ACTIVITY: Setting aside any pictures, reproduce the data exactly.
<<<<
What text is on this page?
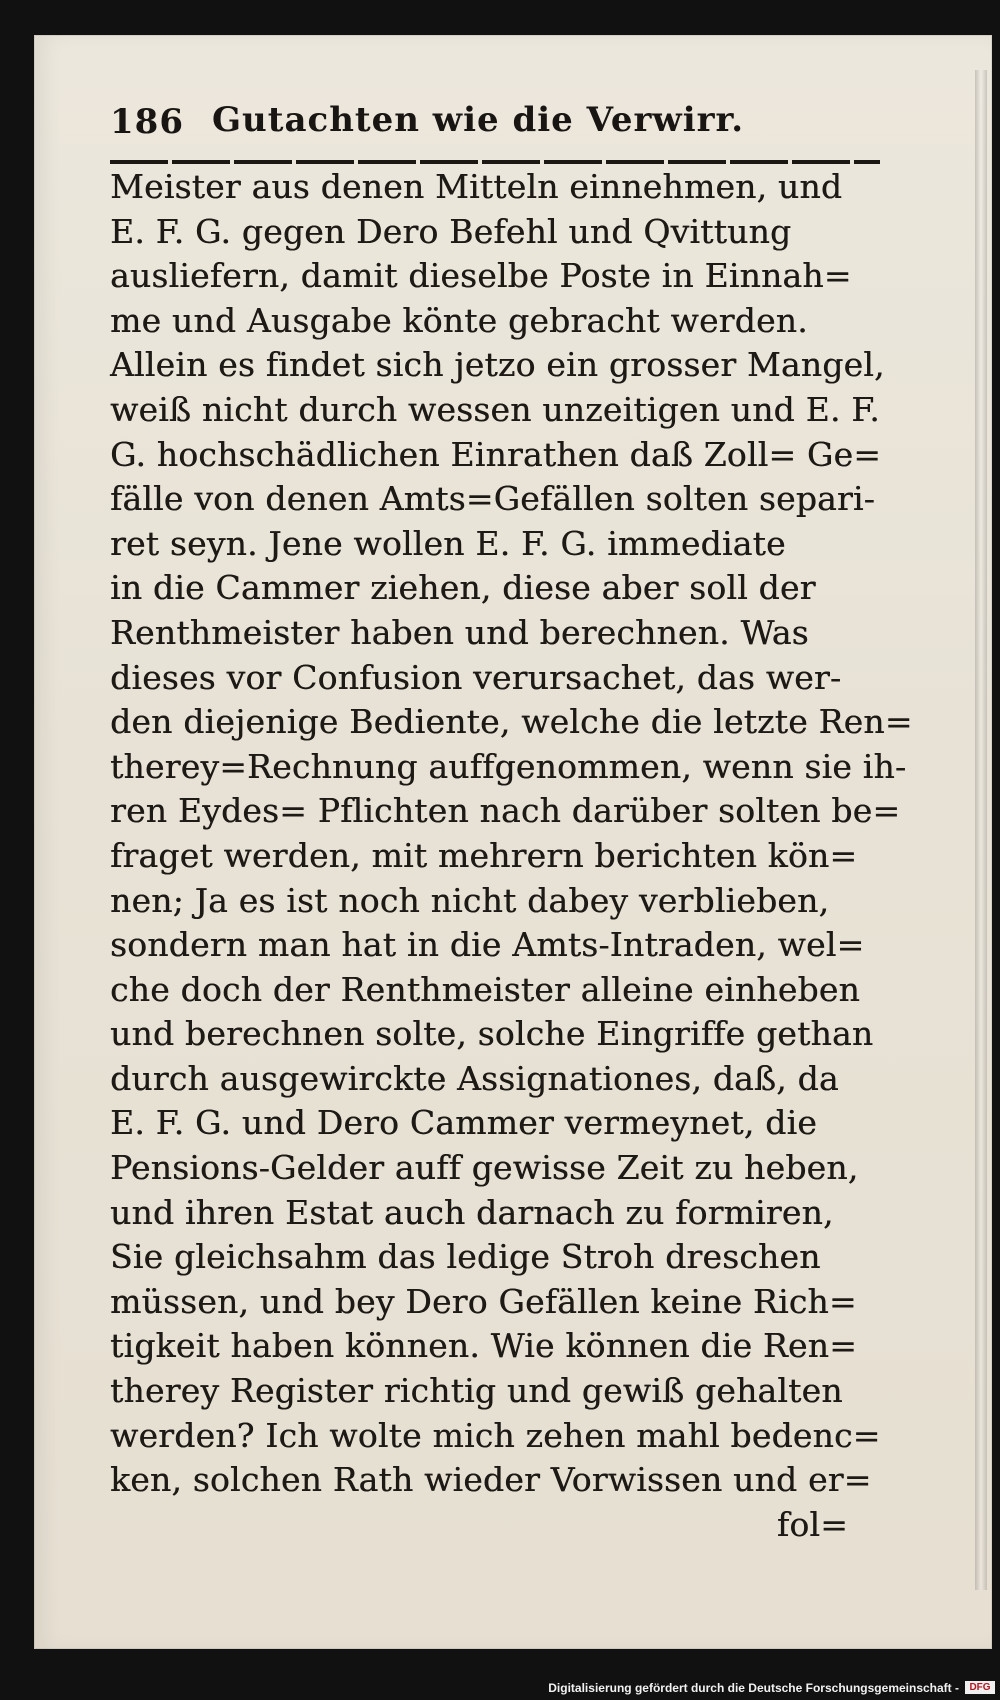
186 Gutachten wie die Verwirr.
Meister aus denen Mitteln einnehmen, und
E. F. G. gegen Dero Befehl und Qvittung
ausliefern, damit dieselbe Poste in Einnah=
me und Ausgabe könte gebracht werden.
Allein es findet sich jetzo ein grosser Mangel,
weiß nicht durch wessen unzeitigen und E. F.
G. hochschädlichen Einrathen daß Zoll= Ge=
fälle von denen Amts=Gefällen solten separi-
ret seyn. Jene wollen E. F. G. immediate
in die Cammer ziehen, diese aber soll der
Renthmeister haben und berechnen. Was
dieses vor Confusion verursachet, das wer-
den diejenige Bediente, welche die letzte Ren=
therey=Rechnung auffgenommen, wenn sie ih-
ren Eydes= Pflichten nach darüber solten be=
fraget werden, mit mehrern berichten kön=
nen; Ja es ist noch nicht dabey verblieben,
sondern man hat in die Amts-Intraden, wel=
che doch der Renthmeister alleine einheben
und berechnen solte, solche Eingriffe gethan
durch ausgewirckte Assignationes, daß, da
E. F. G. und Dero Cammer vermeynet, die
Pensions-Gelder auff gewisse Zeit zu heben,
und ihren Estat auch darnach zu formiren,
Sie gleichsahm das ledige Stroh dreschen
müssen, und bey Dero Gefällen keine Rich=
tigkeit haben können. Wie können die Ren=
therey Register richtig und gewiß gehalten
werden? Ich wolte mich zehen mahl bedenc=
ken, solchen Rath wieder Vorwissen und er=
fol=
Digitalisierung gefördert durch die Deutsche Forschungsgemeinschaft -	DFG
>>>>
ANSWER SECTION:
What text is on this page?
186 Gutachten wie die Verwirr.
Meister aus denen Mitteln einnehmen, und
E. F. G. gegen Dero Befehl und Qvittung
ausliefern, damit dieselbe Poste in Einnah=
me und Ausgabe könte gebracht werden.
Allein es findet sich jetzo ein grosser Mangel,
weiß nicht durch wessen unzeitigen und E. F.
G. hochschädlichen Einrathen daß Zoll= Ge=
fälle von denen Amts=Gefällen solten separi-
ret seyn. Jene wollen E. F. G. immediate
in die Cammer ziehen, diese aber soll der
Renthmeister haben und berechnen. Was
dieses vor Confusion verursachet, das wer-
den diejenige Bediente, welche die letzte Ren=
therey=Rechnung auffgenommen, wenn sie ih-
ren Eydes= Pflichten nach darüber solten be=
fraget werden, mit mehrern berichten kön=
nen; Ja es ist noch nicht dabey verblieben,
sondern man hat in die Amts-Intraden, wel=
che doch der Renthmeister alleine einheben
und berechnen solte, solche Eingriffe gethan
durch ausgewirckte Assignationes, daß, da
E. F. G. und Dero Cammer vermeynet, die
Pensions-Gelder auff gewisse Zeit zu heben,
und ihren Estat auch darnach zu formiren,
Sie gleichsahm das ledige Stroh dreschen
müssen, und bey Dero Gefällen keine Rich=
tigkeit haben können. Wie können die Ren=
therey Register richtig und gewiß gehalten
werden? Ich wolte mich zehen mahl bedenc=
ken, solchen Rath wieder Vorwissen und er=
fol=
Digitalisierung gefördert durch die Deutsche Forschungsgemeinschaft -	DFG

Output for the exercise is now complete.